Seek out every line containing the word "Weekly", and copy each.

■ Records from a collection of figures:
────────────────
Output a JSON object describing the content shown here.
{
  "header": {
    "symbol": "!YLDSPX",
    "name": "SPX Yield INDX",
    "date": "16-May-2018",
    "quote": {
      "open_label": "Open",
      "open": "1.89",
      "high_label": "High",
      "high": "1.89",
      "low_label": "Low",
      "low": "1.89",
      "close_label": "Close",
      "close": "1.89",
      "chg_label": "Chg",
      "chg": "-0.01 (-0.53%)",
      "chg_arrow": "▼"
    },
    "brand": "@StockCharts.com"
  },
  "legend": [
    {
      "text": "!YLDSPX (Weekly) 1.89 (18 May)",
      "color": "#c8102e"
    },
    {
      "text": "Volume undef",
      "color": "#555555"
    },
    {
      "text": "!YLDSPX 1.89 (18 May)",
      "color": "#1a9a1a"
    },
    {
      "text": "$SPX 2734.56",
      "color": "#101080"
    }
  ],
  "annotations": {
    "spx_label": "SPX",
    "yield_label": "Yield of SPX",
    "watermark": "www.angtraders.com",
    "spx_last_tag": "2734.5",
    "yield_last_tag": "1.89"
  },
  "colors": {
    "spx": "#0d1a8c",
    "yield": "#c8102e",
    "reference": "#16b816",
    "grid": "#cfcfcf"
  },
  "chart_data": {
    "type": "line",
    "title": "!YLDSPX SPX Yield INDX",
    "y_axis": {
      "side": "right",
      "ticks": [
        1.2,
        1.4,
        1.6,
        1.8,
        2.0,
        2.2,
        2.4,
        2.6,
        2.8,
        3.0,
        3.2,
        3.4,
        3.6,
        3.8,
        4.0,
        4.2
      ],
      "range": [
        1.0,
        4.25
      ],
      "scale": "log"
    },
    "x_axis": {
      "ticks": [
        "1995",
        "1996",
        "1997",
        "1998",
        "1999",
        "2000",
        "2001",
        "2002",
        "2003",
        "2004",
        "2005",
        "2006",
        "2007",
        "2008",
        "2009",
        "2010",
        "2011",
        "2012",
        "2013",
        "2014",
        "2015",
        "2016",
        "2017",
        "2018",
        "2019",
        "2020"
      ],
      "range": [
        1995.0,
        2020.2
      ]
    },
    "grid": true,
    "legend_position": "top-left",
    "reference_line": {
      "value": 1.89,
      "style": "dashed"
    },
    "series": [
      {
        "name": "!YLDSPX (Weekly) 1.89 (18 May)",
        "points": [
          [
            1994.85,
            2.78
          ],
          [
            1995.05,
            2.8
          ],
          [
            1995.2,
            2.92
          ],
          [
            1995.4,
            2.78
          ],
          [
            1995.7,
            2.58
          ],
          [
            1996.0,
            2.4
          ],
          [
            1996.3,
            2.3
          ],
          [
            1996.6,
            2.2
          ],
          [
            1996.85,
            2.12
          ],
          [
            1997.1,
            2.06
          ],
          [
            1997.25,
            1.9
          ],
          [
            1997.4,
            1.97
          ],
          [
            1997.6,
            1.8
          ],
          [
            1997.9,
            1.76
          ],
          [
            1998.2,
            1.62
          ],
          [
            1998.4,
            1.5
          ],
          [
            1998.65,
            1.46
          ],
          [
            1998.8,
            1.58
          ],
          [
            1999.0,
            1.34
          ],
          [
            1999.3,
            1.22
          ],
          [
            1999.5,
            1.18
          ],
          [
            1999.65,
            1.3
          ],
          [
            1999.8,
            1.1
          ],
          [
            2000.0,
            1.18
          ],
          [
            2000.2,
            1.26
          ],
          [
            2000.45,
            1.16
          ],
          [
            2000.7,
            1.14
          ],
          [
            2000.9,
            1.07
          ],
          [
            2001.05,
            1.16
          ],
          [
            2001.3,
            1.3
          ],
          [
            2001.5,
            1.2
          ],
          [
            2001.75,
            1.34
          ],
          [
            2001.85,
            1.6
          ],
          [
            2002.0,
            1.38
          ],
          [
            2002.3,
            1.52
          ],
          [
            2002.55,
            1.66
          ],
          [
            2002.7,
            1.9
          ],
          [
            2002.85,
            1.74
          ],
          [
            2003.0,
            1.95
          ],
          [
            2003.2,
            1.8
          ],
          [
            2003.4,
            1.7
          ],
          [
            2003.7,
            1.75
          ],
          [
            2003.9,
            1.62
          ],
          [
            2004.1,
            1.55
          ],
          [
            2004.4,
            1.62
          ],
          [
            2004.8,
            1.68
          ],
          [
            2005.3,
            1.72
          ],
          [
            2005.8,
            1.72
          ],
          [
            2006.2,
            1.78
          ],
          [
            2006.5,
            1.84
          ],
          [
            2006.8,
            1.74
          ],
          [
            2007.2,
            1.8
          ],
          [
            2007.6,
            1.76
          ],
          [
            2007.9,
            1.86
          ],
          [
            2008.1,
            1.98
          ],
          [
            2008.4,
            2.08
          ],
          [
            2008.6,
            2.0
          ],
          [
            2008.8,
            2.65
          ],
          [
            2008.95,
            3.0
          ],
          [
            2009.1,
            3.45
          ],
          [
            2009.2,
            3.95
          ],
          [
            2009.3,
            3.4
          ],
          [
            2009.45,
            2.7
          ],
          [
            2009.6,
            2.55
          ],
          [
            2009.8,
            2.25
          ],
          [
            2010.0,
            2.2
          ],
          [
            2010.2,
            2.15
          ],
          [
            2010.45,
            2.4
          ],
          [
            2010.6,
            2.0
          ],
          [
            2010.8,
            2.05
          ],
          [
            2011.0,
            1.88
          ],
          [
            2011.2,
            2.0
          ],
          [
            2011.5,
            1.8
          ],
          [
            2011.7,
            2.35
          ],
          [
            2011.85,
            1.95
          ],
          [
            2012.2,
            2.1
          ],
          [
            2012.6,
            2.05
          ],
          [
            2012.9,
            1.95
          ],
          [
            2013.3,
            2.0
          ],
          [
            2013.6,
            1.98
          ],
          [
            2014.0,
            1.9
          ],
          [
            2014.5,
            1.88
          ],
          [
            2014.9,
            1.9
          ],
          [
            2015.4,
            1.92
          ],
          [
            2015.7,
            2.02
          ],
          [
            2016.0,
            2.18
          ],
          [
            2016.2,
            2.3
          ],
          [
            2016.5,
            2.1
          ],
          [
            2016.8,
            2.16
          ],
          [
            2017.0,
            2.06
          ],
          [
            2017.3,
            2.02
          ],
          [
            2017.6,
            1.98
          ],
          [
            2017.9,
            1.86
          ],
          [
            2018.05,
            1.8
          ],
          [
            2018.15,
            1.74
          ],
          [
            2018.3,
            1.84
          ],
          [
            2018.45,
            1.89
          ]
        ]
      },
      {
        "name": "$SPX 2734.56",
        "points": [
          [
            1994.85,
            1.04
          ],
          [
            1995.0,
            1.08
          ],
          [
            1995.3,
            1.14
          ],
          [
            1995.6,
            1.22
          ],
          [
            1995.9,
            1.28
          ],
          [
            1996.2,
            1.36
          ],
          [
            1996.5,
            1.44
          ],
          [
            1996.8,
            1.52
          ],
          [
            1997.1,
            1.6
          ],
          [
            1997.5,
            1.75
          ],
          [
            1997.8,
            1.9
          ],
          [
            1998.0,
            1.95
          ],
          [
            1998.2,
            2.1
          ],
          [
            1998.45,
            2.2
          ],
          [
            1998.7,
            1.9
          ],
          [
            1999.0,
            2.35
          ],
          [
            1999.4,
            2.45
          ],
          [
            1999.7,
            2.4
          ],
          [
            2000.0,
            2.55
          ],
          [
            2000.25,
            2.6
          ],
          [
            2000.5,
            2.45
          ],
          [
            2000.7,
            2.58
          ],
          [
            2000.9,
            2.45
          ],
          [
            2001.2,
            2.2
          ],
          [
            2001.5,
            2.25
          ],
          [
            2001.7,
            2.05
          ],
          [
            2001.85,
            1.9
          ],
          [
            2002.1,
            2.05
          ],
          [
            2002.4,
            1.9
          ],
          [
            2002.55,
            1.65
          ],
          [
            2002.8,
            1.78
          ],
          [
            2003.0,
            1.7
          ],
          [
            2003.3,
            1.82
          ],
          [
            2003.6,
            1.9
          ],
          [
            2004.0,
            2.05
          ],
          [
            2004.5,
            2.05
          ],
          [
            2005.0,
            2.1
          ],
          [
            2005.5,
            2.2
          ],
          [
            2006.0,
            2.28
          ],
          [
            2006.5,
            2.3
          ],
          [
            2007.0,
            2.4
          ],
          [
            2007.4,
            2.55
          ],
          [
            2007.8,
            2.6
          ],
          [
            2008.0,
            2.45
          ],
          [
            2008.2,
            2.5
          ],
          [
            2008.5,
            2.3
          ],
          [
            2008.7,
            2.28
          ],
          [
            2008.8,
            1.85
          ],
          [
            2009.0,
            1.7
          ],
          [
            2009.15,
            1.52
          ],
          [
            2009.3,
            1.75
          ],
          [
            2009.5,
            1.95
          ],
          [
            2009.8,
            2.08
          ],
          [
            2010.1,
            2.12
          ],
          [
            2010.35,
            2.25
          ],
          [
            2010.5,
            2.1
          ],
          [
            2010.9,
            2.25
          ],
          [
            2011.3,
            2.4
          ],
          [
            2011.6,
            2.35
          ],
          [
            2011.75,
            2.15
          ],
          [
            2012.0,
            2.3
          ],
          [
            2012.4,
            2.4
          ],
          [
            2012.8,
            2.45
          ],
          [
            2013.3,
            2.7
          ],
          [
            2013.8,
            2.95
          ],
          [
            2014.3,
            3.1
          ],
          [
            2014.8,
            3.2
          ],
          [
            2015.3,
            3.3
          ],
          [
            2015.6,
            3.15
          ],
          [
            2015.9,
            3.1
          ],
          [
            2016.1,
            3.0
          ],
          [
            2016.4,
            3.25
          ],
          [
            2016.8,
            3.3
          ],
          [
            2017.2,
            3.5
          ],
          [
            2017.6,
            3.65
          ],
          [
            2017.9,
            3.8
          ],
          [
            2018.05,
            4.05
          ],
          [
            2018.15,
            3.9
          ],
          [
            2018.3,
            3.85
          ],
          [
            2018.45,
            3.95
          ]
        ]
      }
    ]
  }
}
────────────────
■ Task solution:
      "text": "!YLDSPX (Weekly) 1.89 (18 May)",
        "name": "!YLDSPX (Weekly) 1.89 (18 May)",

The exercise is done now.